▶ **WHAT TO WORK ON**: Your task is to copy the listing exactly, with the pictures left out.

(Records that describe figures)
** start **

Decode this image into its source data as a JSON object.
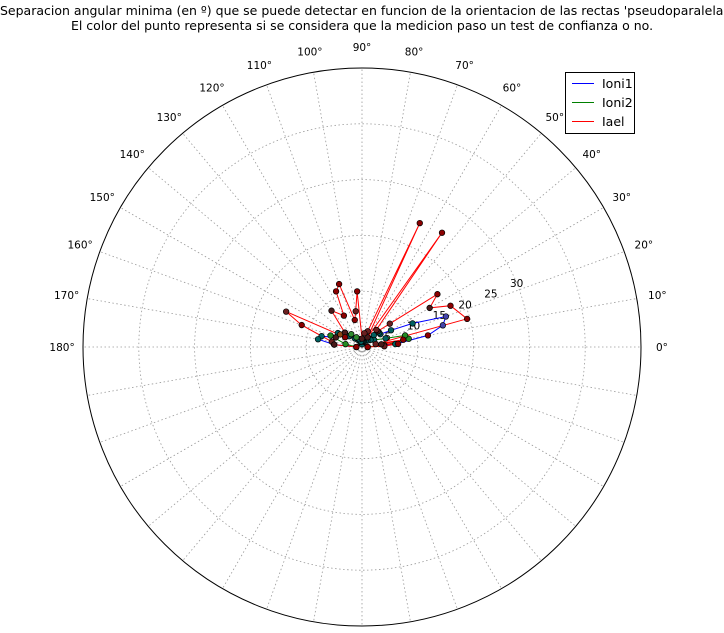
{
  "chart_data": {
    "type": "scatter",
    "projection": "polar",
    "title_line1": "Separacion angular minima (en º) que se puede detectar en funcion de la orientacion de las rectas 'pseudoparalelas'.",
    "title_line2": "El color del punto representa si se considera que la medicion paso un test de confianza o no.",
    "theta_range_deg": [
      0,
      180
    ],
    "r_range": [
      0,
      50
    ],
    "grid": true,
    "legend_position": "top-right",
    "angle_ticks": [
      "0°",
      "10°",
      "20°",
      "30°",
      "40°",
      "50°",
      "60°",
      "70°",
      "80°",
      "90°",
      "100°",
      "110°",
      "120°",
      "130°",
      "140°",
      "150°",
      "160°",
      "170°",
      "180°"
    ],
    "radial_ticks": [
      "5",
      "10",
      "15",
      "20",
      "25",
      "30"
    ],
    "radial_tick_values": [
      5,
      10,
      15,
      20,
      25,
      30
    ],
    "radial_tick_angle_deg": 22.5,
    "series": [
      {
        "name": "Ioni1",
        "color": "#0000ff",
        "points": [
          [
            0,
            1.0
          ],
          [
            5,
            6.0
          ],
          [
            10,
            12.0
          ],
          [
            15,
            15.0
          ],
          [
            20,
            16.0
          ],
          [
            25,
            10.0
          ],
          [
            30,
            6.0
          ],
          [
            35,
            4.0
          ],
          [
            40,
            4.0
          ],
          [
            45,
            3.0
          ],
          [
            50,
            2.0
          ],
          [
            55,
            1.5
          ],
          [
            60,
            1.5
          ],
          [
            70,
            1.0
          ],
          [
            80,
            1.0
          ],
          [
            90,
            0.5
          ],
          [
            100,
            1.0
          ],
          [
            110,
            1.0
          ],
          [
            120,
            1.5
          ],
          [
            130,
            2.0
          ],
          [
            140,
            3.0
          ],
          [
            150,
            5.0
          ],
          [
            160,
            5.0
          ],
          [
            165,
            7.5
          ],
          [
            170,
            8.0
          ],
          [
            175,
            5.0
          ],
          [
            180,
            1.0
          ]
        ],
        "point_colors": [
          "#006060",
          "#006060",
          "#8b0000",
          "#4444aa",
          "#4444aa",
          "#006060",
          "#006060",
          "#006060",
          "#006060",
          "#006060",
          "#006060",
          "#006060",
          "#006060",
          "#006060",
          "#006060",
          "#006060",
          "#006060",
          "#006060",
          "#006060",
          "#006060",
          "#006060",
          "#006060",
          "#4a1a1a",
          "#006060",
          "#006060",
          "#006060",
          "#006060"
        ]
      },
      {
        "name": "Ioni2",
        "color": "#008000",
        "points": [
          [
            0,
            1.0
          ],
          [
            5,
            4.0
          ],
          [
            10,
            8.5
          ],
          [
            15,
            8.0
          ],
          [
            20,
            4.5
          ],
          [
            30,
            2.5
          ],
          [
            40,
            2.0
          ],
          [
            50,
            1.5
          ],
          [
            60,
            1.5
          ],
          [
            70,
            1.0
          ],
          [
            80,
            1.0
          ],
          [
            90,
            1.0
          ],
          [
            100,
            1.0
          ],
          [
            110,
            1.5
          ],
          [
            120,
            2.0
          ],
          [
            130,
            3.0
          ],
          [
            140,
            4.0
          ],
          [
            150,
            4.5
          ],
          [
            160,
            6.0
          ],
          [
            170,
            3.0
          ],
          [
            180,
            1.0
          ]
        ],
        "point_colors": [
          "#006060",
          "#8b4513",
          "#228b22",
          "#228b22",
          "#006060",
          "#006060",
          "#006060",
          "#006060",
          "#006060",
          "#006060",
          "#006060",
          "#006060",
          "#006060",
          "#006060",
          "#2e8b2e",
          "#2e8b2e",
          "#228b22",
          "#8b4513",
          "#228b22",
          "#228b22",
          "#006060"
        ]
      },
      {
        "name": "Iael",
        "color": "#ff0000",
        "points": [
          [
            0,
            1.0
          ],
          [
            2,
            4.0
          ],
          [
            5,
            6.5
          ],
          [
            8,
            3.5
          ],
          [
            10,
            7.5
          ],
          [
            12,
            2.5
          ],
          [
            15,
            19.5
          ],
          [
            25,
            17.5
          ],
          [
            30,
            14.0
          ],
          [
            35,
            16.5
          ],
          [
            40,
            6.5
          ],
          [
            45,
            4.0
          ],
          [
            50,
            4.0
          ],
          [
            55,
            25.0
          ],
          [
            60,
            2.0
          ],
          [
            65,
            24.5
          ],
          [
            70,
            3.0
          ],
          [
            80,
            2.5
          ],
          [
            90,
            1.5
          ],
          [
            95,
            10.0
          ],
          [
            100,
            6.5
          ],
          [
            105,
            5.0
          ],
          [
            110,
            12.0
          ],
          [
            115,
            11.0
          ],
          [
            120,
            6.5
          ],
          [
            130,
            8.5
          ],
          [
            140,
            4.0
          ],
          [
            150,
            3.5
          ],
          [
            155,
            15.0
          ],
          [
            160,
            11.5
          ],
          [
            170,
            5.5
          ],
          [
            175,
            5.0
          ],
          [
            180,
            1.0
          ]
        ],
        "point_colors": [
          "#8b0000",
          "#6b2020",
          "#8b0000",
          "#4a1a1a",
          "#8b0000",
          "#6b2020",
          "#8b0000",
          "#8b0000",
          "#4a1a1a",
          "#8b0000",
          "#6b2020",
          "#4a1a1a",
          "#6b2020",
          "#8b0000",
          "#4a1a1a",
          "#8b0000",
          "#6b2020",
          "#6b2020",
          "#4a1a1a",
          "#8b0000",
          "#6b2020",
          "#8b0000",
          "#8b0000",
          "#8b0000",
          "#8b0000",
          "#4a1a1a",
          "#4a1a1a",
          "#8b0000",
          "#6b2020",
          "#8b0000",
          "#6b2020",
          "#4a1a1a",
          "#8b0000"
        ]
      }
    ]
  }
}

** end **

▶ **THE OUTPUT**:
Decode this image into its source data as a JSON object.
{
  "chart_data": {
    "type": "scatter",
    "projection": "polar",
    "title_line1": "Separacion angular minima (en º) que se puede detectar en funcion de la orientacion de las rectas 'pseudoparalelas'.",
    "title_line2": "El color del punto representa si se considera que la medicion paso un test de confianza o no.",
    "theta_range_deg": [
      0,
      180
    ],
    "r_range": [
      0,
      50
    ],
    "grid": true,
    "legend_position": "top-right",
    "angle_ticks": [
      "0°",
      "10°",
      "20°",
      "30°",
      "40°",
      "50°",
      "60°",
      "70°",
      "80°",
      "90°",
      "100°",
      "110°",
      "120°",
      "130°",
      "140°",
      "150°",
      "160°",
      "170°",
      "180°"
    ],
    "radial_ticks": [
      "5",
      "10",
      "15",
      "20",
      "25",
      "30"
    ],
    "radial_tick_values": [
      5,
      10,
      15,
      20,
      25,
      30
    ],
    "radial_tick_angle_deg": 22.5,
    "series": [
      {
        "name": "Ioni1",
        "color": "#0000ff",
        "points": [
          [
            0,
            1.0
          ],
          [
            5,
            6.0
          ],
          [
            10,
            12.0
          ],
          [
            15,
            15.0
          ],
          [
            20,
            16.0
          ],
          [
            25,
            10.0
          ],
          [
            30,
            6.0
          ],
          [
            35,
            4.0
          ],
          [
            40,
            4.0
          ],
          [
            45,
            3.0
          ],
          [
            50,
            2.0
          ],
          [
            55,
            1.5
          ],
          [
            60,
            1.5
          ],
          [
            70,
            1.0
          ],
          [
            80,
            1.0
          ],
          [
            90,
            0.5
          ],
          [
            100,
            1.0
          ],
          [
            110,
            1.0
          ],
          [
            120,
            1.5
          ],
          [
            130,
            2.0
          ],
          [
            140,
            3.0
          ],
          [
            150,
            5.0
          ],
          [
            160,
            5.0
          ],
          [
            165,
            7.5
          ],
          [
            170,
            8.0
          ],
          [
            175,
            5.0
          ],
          [
            180,
            1.0
          ]
        ],
        "point_colors": [
          "#006060",
          "#006060",
          "#8b0000",
          "#4444aa",
          "#4444aa",
          "#006060",
          "#006060",
          "#006060",
          "#006060",
          "#006060",
          "#006060",
          "#006060",
          "#006060",
          "#006060",
          "#006060",
          "#006060",
          "#006060",
          "#006060",
          "#006060",
          "#006060",
          "#006060",
          "#006060",
          "#4a1a1a",
          "#006060",
          "#006060",
          "#006060",
          "#006060"
        ]
      },
      {
        "name": "Ioni2",
        "color": "#008000",
        "points": [
          [
            0,
            1.0
          ],
          [
            5,
            4.0
          ],
          [
            10,
            8.5
          ],
          [
            15,
            8.0
          ],
          [
            20,
            4.5
          ],
          [
            30,
            2.5
          ],
          [
            40,
            2.0
          ],
          [
            50,
            1.5
          ],
          [
            60,
            1.5
          ],
          [
            70,
            1.0
          ],
          [
            80,
            1.0
          ],
          [
            90,
            1.0
          ],
          [
            100,
            1.0
          ],
          [
            110,
            1.5
          ],
          [
            120,
            2.0
          ],
          [
            130,
            3.0
          ],
          [
            140,
            4.0
          ],
          [
            150,
            4.5
          ],
          [
            160,
            6.0
          ],
          [
            170,
            3.0
          ],
          [
            180,
            1.0
          ]
        ],
        "point_colors": [
          "#006060",
          "#8b4513",
          "#228b22",
          "#228b22",
          "#006060",
          "#006060",
          "#006060",
          "#006060",
          "#006060",
          "#006060",
          "#006060",
          "#006060",
          "#006060",
          "#006060",
          "#2e8b2e",
          "#2e8b2e",
          "#228b22",
          "#8b4513",
          "#228b22",
          "#228b22",
          "#006060"
        ]
      },
      {
        "name": "Iael",
        "color": "#ff0000",
        "points": [
          [
            0,
            1.0
          ],
          [
            2,
            4.0
          ],
          [
            5,
            6.5
          ],
          [
            8,
            3.5
          ],
          [
            10,
            7.5
          ],
          [
            12,
            2.5
          ],
          [
            15,
            19.5
          ],
          [
            25,
            17.5
          ],
          [
            30,
            14.0
          ],
          [
            35,
            16.5
          ],
          [
            40,
            6.5
          ],
          [
            45,
            4.0
          ],
          [
            50,
            4.0
          ],
          [
            55,
            25.0
          ],
          [
            60,
            2.0
          ],
          [
            65,
            24.5
          ],
          [
            70,
            3.0
          ],
          [
            80,
            2.5
          ],
          [
            90,
            1.5
          ],
          [
            95,
            10.0
          ],
          [
            100,
            6.5
          ],
          [
            105,
            5.0
          ],
          [
            110,
            12.0
          ],
          [
            115,
            11.0
          ],
          [
            120,
            6.5
          ],
          [
            130,
            8.5
          ],
          [
            140,
            4.0
          ],
          [
            150,
            3.5
          ],
          [
            155,
            15.0
          ],
          [
            160,
            11.5
          ],
          [
            170,
            5.5
          ],
          [
            175,
            5.0
          ],
          [
            180,
            1.0
          ]
        ],
        "point_colors": [
          "#8b0000",
          "#6b2020",
          "#8b0000",
          "#4a1a1a",
          "#8b0000",
          "#6b2020",
          "#8b0000",
          "#8b0000",
          "#4a1a1a",
          "#8b0000",
          "#6b2020",
          "#4a1a1a",
          "#6b2020",
          "#8b0000",
          "#4a1a1a",
          "#8b0000",
          "#6b2020",
          "#6b2020",
          "#4a1a1a",
          "#8b0000",
          "#6b2020",
          "#8b0000",
          "#8b0000",
          "#8b0000",
          "#8b0000",
          "#4a1a1a",
          "#4a1a1a",
          "#8b0000",
          "#6b2020",
          "#8b0000",
          "#6b2020",
          "#4a1a1a",
          "#8b0000"
        ]
      }
    ]
  }
}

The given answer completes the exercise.